• _Data excerpts_:
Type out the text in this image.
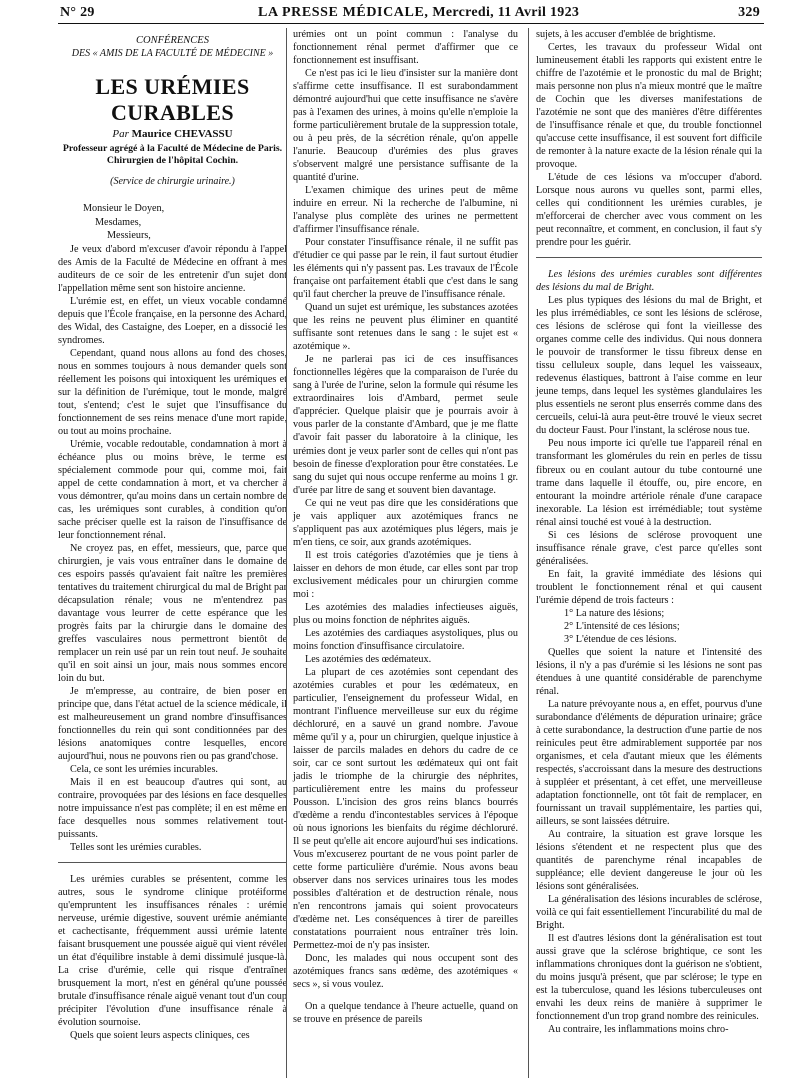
N° 29	LA PRESSE MÉDICALE, Mercredi, 11 Avril 1923	329
CONFÉRENCES
DES « AMIS DE LA FACULTÉ DE MÉDECINE »
LES URÉMIES CURABLES
Par Maurice CHEVASSU
Professeur agrégé à la Faculté de Médecine de Paris.
Chirurgien de l'hôpital Cochin.
(Service de chirurgie urinaire.)
Monsieur le Doyen,
Mesdames,
Messieurs,

Je veux d'abord m'excuser d'avoir répondu à l'appel des Amis de la Faculté de Médecine en offrant à mes auditeurs de ce soir de les entretenir d'un sujet dont l'appellation même sent son histoire ancienne.

L'urémie est, en effet, un vieux vocable condamné depuis que l'École française, en la personne des Achard, des Widal, des Castaigne, des Loeper, en a dissocié les syndromes.

Cependant, quand nous allons au fond des choses, nous en sommes toujours à nous demander quels sont réellement les poisons qui intoxiquent les urémiques et sur la définition de l'urémique, tout le monde, malgré tout, s'entend; c'est le sujet que l'insuffisance du fonctionnement de ses reins menace d'une mort rapide, ou tout au moins prochaine.

Urémie, vocable redoutable, condamnation à mort à échéance plus ou moins brève, le terme est spécialement commode pour qui, comme moi, fait appel de cette condamnation à mort, et va chercher à vous démontrer, qu'au moins dans un certain nombre de cas, les urémiques sont curables, à condition qu'on sache préciser quelle est la raison de l'insuffisance de leur fonctionnement rénal.

Ne croyez pas, en effet, messieurs, que, parce que chirurgien, je vais vous entraîner dans le domaine de ces espoirs passés qu'avaient fait naître les premières tentatives du traitement chirurgical du mal de Bright par décapsulation rénale; vous ne m'entendrez pas davantage vous leurrer de cette espérance que les progrès faits par la chirurgie dans le domaine des greffes vasculaires nous permettront bientôt de remplacer un rein usé par un rein tout neuf. Je souhaite qu'il en soit ainsi un jour, mais nous sommes encore loin du but.

Je m'empresse, au contraire, de bien poser en principe que, dans l'état actuel de la science médicale, il est malheureusement un grand nombre d'insuffisances fonctionnelles du rein qui sont conditionnées par des lésions anatomiques contre lesquelles, encore aujourd'hui, nous ne pouvons rien ou pas grand'chose.

Cela, ce sont les urémies incurables.

Mais il en est beaucoup d'autres qui sont, au contraire, provoquées par des lésions en face desquelles notre impuissance n'est pas complète; il en est même en face desquelles nous sommes relativement tout-puissants.

Telles sont les urémies curables.

Les urémies curables se présentent, comme les autres, sous le syndrome clinique protéiforme qu'empruntent les insuffisances rénales : urémie nerveuse, urémie digestive, souvent urémie anémiante et cachectisante, fréquemment aussi urémie latente faisant brusquement une poussée aiguë qui vient révéler un état d'équilibre instable à demi dissimulé jusque-là. La crise d'urémie, celle qui risque d'entraîner brusquement la mort, n'est en général qu'une poussée brutale d'insuffisance rénale aiguë venant tout d'un coup précipiter l'évolution d'une insuffisance rénale à évolution sournoise.

Quels que soient leurs aspects cliniques, ces

urémies ont un point commun : l'analyse du fonctionnement rénal permet d'affirmer que ce fonctionnement est insuffisant.

Ce n'est pas ici le lieu d'insister sur la manière dont s'affirme cette insuffisance. Il est surabondamment démontré aujourd'hui que cette insuffisance ne s'avère pas à l'examen des urines, à moins qu'elle n'emploie la forme particulièrement brutale de la suppression totale, ou à peu près, de la sécrétion rénale, qu'on appelle l'anurie. Beaucoup d'urémies des plus graves s'observent malgré une persistance suffisante de la quantité d'urine.

L'examen chimique des urines peut de même induire en erreur. Ni la recherche de l'albumine, ni l'analyse plus complète des urines ne permettent d'affirmer l'insuffisance rénale.

Pour constater l'insuffisance rénale, il ne suffit pas d'étudier ce qui passe par le rein, il faut surtout étudier les éléments qui n'y passent pas. Les travaux de l'École française ont parfaitement établi que c'est dans le sang qu'il faut chercher la preuve de l'insuffisance rénale.

Quand un sujet est urémique, les substances azotées que les reins ne peuvent plus éliminer en quantité suffisante sont retenues dans le sang : le sujet est « azotémique ».

Je ne parlerai pas ici de ces insuffisances fonctionnelles légères que la comparaison de l'urée du sang à l'urée de l'urine, selon la formule qui résume les extraordinaires lois d'Ambard, permet seule d'apprécier. Quelque plaisir que je pourrais avoir à vous parler de la constante d'Ambard, que je me flatte d'avoir fait passer du laboratoire à la clinique, les urémies dont je veux parler sont de celles qui n'ont pas besoin de finesse d'exploration pour être constatées. Le sang du sujet qui nous occupe renferme au moins 1 gr. d'urée par litre de sang et souvent bien davantage.

Ce qui ne veut pas dire que les considérations que je vais appliquer aux azotémiques francs ne s'appliquent pas aux azotémiques plus légers, mais je m'en tiens, ce soir, aux grands azotémiques.

Il est trois catégories d'azotémies que je tiens à laisser en dehors de mon étude, car elles sont par trop exclusivement médicales pour un chirurgien comme moi :

Les azotémies des maladies infectieuses aiguës, plus ou moins fonction de néphrites aiguës.

Les azotémies des cardiaques asystoliques, plus ou moins fonction d'insuffisance circulatoire.

Les azotémies des œdémateux.

La plupart de ces azotémies sont cependant des azotémies curables et pour les œdémateux, en particulier, l'enseignement du professeur Widal, en montrant l'influence merveilleuse sur eux du régime déchloruré, en a sauvé un grand nombre. J'avoue même qu'il y a, pour un chirurgien, quelque injustice à laisser de parcils malades en dehors du cadre de ce soir, car ce sont surtout les œdémateux qui ont fait jadis le triomphe de la chirurgie des néphrites, particulièrement entre les mains du professeur Pousson. L'incision des gros reins blancs bourrés d'œdème a rendu d'incontestables services à l'époque où nous ignorions les bienfaits du régime déchloruré. Il se peut qu'elle ait encore aujourd'hui ses indications. Vous m'excuserez pourtant de ne vous point parler de cette forme particulière d'urémie. Nous avons beau observer dans nos services urinaires tous les modes possibles d'altération et de destruction rénale, nous n'en rencontrons jamais qui soient provocateurs d'œdème net. Les conséquences à tirer de pareilles constatations pourraient nous entraîner très loin. Permettez-moi de n'y pas insister.

Donc, les malades qui nous occupent sont des azotémiques francs sans œdème, des azotémiques « secs », si vous voulez.

On a quelque tendance à l'heure actuelle, quand on se trouve en présence de pareils

sujets, à les accuser d'emblée de brightisme.

Certes, les travaux du professeur Widal ont lumineusement établi les rapports qui existent entre le chiffre de l'azotémie et le pronostic du mal de Bright; mais personne non plus n'a mieux montré que le maître de Cochin que les diverses manifestations de l'azotémie ne sont que des manières d'être différentes de l'insuffisance rénale et que, du trouble fonctionnel qu'accuse cette insuffisance, il est souvent fort difficile de remonter à la nature exacte de la lésion rénale qui la provoque.

L'étude de ces lésions va m'occuper d'abord. Lorsque nous aurons vu quelles sont, parmi elles, celles qui conditionnent les urémies curables, je m'efforcerai de chercher avec vous comment on les peut reconnaître, et comment, en conclusion, il faut s'y prendre pour les guérir.

Les lésions des urémies curables sont différentes des lésions du mal de Bright.

Les plus typiques des lésions du mal de Bright, et les plus irrémédiables, ce sont les lésions de sclérose, ces lésions de sclérose qui font la vieillesse des organes comme celle des individus. Qui nous donnera le pouvoir de transformer le tissu fibreux dense en tissu celluleux souple, dans lequel les vaisseaux, redevenus élastiques, battront à l'aise comme en leur jeune temps, dans lequel les systèmes glandulaires les plus essentiels ne seront plus enserrés comme dans des cercueils, celui-là aura peut-être trouvé le vieux secret du docteur Faust. Pour l'instant, la sclérose nous tue.

Peu nous importe ici qu'elle tue l'appareil rénal en transformant les glomérules du rein en perles de tissu fibreux ou en coulant autour du tube contourné une trame dans laquelle il étouffe, ou, pire encore, en entourant la moindre artériole rénale d'une carapace inexorable. La lésion est irrémédiable; tout système rénal ainsi touché est voué à la destruction.

Si ces lésions de sclérose provoquent une insuffisance rénale grave, c'est parce qu'elles sont généralisées.

En fait, la gravité immédiate des lésions qui troublent le fonctionnement rénal et qui causent l'urémie dépend de trois facteurs :

1° La nature des lésions;
2° L'intensité de ces lésions;
3° L'étendue de ces lésions.

Quelles que soient la nature et l'intensité des lésions, il n'y a pas d'urémie si les lésions ne sont pas étendues à une quantité considérable de parenchyme rénal.

La nature prévoyante nous a, en effet, pourvus d'une surabondance d'éléments de dépuration urinaire; grâce à cette surabondance, la destruction d'une partie de nos reinicules peut être admirablement supportée par nos organismes, et cela d'autant mieux que les éléments respectés, s'accroissant dans la mesure des destructions à suppléer et présentant, à cet effet, une merveilleuse adaptation fonctionnelle, ont tôt fait de remplacer, en fournissant un travail supplémentaire, les parties qui, ailleurs, se sont laissées détruire.

Au contraire, la situation est grave lorsque les lésions s'étendent et ne respectent plus que des quantités de parenchyme rénal incapables de suppléance; elle devient dangereuse le jour où les lésions sont généralisées.

La généralisation des lésions incurables de sclérose, voilà ce qui fait essentiellement l'incurabilité du mal de Bright.

Il est d'autres lésions dont la généralisation est tout aussi grave que la sclérose brightique, ce sont les inflammations chroniques dont la guérison ne s'obtient, du moins jusqu'à présent, que par sclérose; le type en est la tuberculose, quand les lésions tuberculeuses ont envahi les deux reins de manière à supprimer le fonctionnement d'un trop grand nombre des reinicules.

Au contraire, les inflammations moins chro-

• _Task directions_:
Search the data for "tiens" and list every line in which it occurs.

• _Full output_:
Ce qui ne veut pas dire que les considérations que je vais appliquer aux azotémiques francs ne s'appliquent pas aux azotémiques plus légers, mais je m'en tiens, ce soir, aux grands azotémiques.
Il est trois catégories d'azotémies que je tiens à laisser en dehors de mon étude, car elles sont par trop exclusivement médicales pour un chirurgien comme moi :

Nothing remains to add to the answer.